• **STATED EXERCISE**: Identify the lines that include the word "JSON", then copy all of them.
#####
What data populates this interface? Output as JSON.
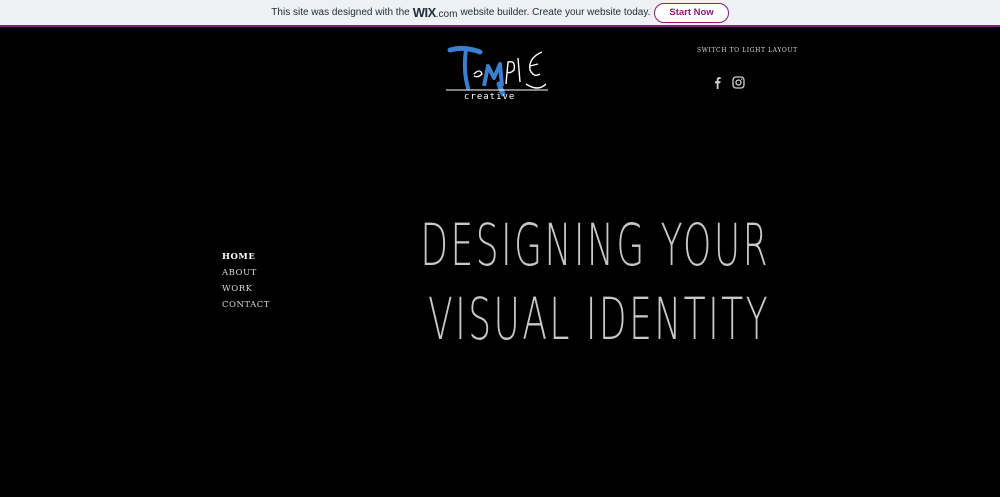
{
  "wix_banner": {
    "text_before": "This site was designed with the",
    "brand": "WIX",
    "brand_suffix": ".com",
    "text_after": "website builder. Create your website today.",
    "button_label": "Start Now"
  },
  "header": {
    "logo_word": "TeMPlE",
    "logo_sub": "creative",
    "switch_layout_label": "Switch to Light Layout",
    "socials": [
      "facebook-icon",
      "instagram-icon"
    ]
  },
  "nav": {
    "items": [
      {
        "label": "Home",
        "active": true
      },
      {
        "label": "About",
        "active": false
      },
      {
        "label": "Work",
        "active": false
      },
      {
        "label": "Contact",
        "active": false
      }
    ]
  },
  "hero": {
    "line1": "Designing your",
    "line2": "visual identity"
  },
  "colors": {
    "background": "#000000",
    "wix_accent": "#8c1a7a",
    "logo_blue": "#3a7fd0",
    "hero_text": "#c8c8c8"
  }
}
#####
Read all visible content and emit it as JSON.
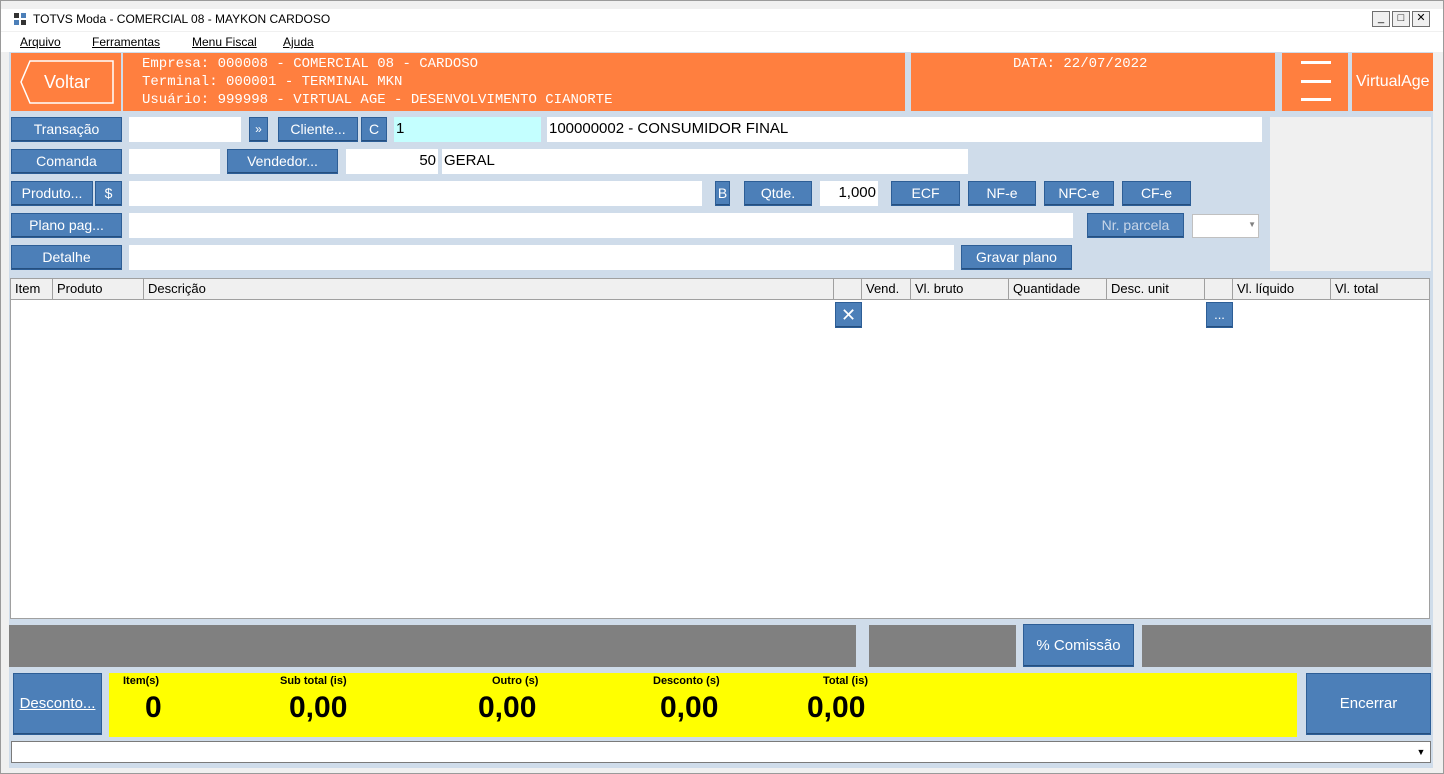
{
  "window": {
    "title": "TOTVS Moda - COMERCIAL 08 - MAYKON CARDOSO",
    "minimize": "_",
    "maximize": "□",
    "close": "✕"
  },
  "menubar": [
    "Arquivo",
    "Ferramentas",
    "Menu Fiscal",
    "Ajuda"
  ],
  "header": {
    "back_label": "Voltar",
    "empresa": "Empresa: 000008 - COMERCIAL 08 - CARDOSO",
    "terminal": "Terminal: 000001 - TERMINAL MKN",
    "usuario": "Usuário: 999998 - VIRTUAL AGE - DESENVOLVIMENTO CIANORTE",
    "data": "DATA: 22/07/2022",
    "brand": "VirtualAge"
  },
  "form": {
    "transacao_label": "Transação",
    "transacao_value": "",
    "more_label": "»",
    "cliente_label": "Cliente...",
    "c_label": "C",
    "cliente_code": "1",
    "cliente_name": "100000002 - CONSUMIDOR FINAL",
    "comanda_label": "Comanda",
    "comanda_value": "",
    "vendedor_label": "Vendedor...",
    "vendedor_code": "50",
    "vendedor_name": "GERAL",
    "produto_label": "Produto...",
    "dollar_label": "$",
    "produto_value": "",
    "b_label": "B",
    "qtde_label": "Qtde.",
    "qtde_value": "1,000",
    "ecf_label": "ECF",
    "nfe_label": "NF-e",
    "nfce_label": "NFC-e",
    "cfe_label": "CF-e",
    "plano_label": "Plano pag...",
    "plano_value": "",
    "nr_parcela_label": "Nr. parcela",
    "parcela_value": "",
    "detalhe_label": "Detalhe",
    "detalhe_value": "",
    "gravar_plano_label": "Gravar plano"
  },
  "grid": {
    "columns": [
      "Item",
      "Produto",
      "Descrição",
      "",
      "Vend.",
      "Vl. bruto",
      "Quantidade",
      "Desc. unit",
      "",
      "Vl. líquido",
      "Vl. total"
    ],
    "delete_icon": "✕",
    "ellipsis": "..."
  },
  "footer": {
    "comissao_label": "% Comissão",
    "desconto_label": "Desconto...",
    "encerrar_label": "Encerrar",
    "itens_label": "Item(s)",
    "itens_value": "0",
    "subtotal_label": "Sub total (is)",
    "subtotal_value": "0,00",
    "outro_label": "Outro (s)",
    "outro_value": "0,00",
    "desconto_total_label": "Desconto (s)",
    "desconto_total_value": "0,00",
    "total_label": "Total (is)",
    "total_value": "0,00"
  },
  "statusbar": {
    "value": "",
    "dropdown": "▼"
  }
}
#####
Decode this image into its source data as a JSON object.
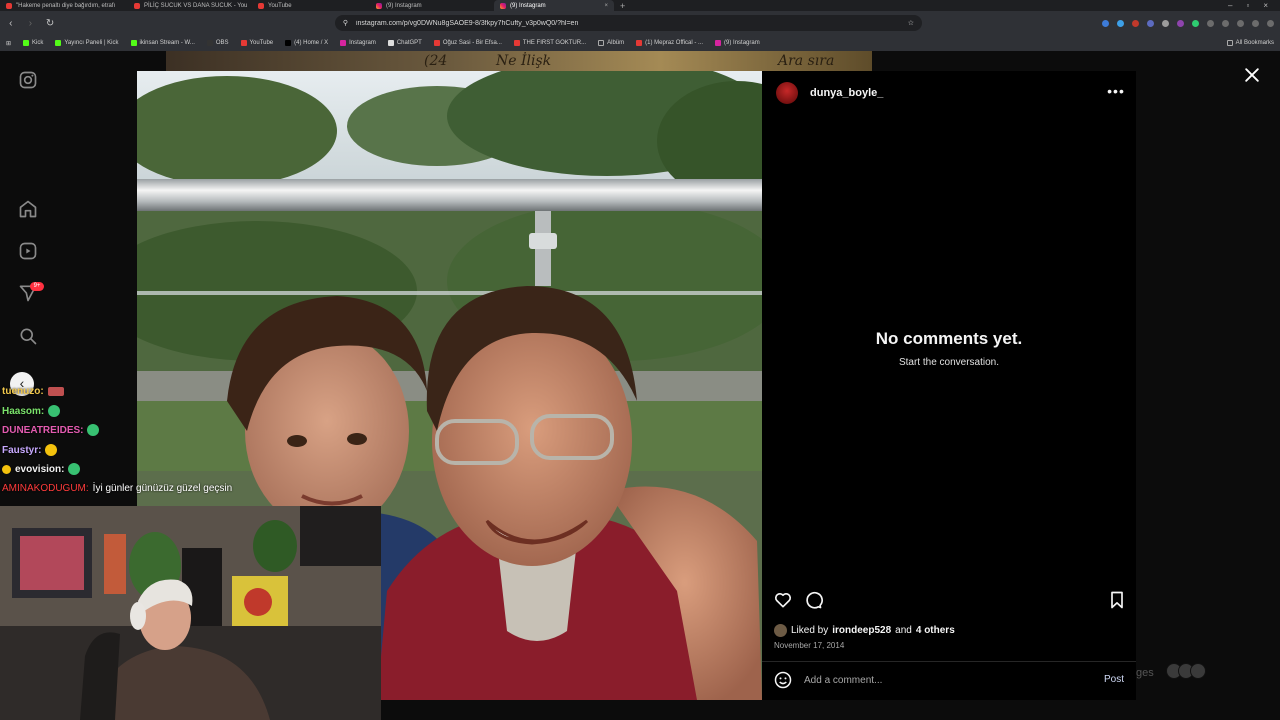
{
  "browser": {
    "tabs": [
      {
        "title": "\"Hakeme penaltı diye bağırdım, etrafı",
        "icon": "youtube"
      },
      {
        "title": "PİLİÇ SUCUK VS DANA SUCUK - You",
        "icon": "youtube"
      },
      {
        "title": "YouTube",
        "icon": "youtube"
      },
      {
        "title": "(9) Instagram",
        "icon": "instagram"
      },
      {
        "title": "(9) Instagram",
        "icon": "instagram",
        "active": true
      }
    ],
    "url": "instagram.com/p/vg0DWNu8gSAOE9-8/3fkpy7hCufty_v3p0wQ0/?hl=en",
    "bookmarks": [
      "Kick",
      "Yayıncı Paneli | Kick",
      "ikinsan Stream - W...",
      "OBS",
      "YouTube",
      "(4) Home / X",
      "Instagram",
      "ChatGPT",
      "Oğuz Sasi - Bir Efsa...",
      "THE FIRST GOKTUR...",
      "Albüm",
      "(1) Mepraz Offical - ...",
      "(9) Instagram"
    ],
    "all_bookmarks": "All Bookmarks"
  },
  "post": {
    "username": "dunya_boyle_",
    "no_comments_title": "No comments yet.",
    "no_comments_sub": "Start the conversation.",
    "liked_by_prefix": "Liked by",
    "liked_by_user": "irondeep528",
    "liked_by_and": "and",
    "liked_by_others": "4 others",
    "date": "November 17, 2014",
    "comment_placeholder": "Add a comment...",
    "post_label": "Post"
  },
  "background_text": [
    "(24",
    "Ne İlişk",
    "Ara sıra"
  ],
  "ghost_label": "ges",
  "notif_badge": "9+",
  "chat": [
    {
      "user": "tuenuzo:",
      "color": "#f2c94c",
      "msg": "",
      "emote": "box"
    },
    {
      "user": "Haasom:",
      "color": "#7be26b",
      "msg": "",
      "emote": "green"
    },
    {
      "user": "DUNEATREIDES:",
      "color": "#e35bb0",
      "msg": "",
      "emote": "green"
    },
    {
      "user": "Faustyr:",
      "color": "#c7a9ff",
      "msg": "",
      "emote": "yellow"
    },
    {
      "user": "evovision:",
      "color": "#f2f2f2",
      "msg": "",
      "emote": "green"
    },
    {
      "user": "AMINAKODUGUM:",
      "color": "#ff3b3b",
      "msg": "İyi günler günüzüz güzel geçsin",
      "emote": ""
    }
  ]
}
#####
• **RESULT FOR THIS EXERCISE**:
What data populates this interface? Output as JSON.
Read all visible content and emit it as JSON.
Decode this image into its source data as a JSON object.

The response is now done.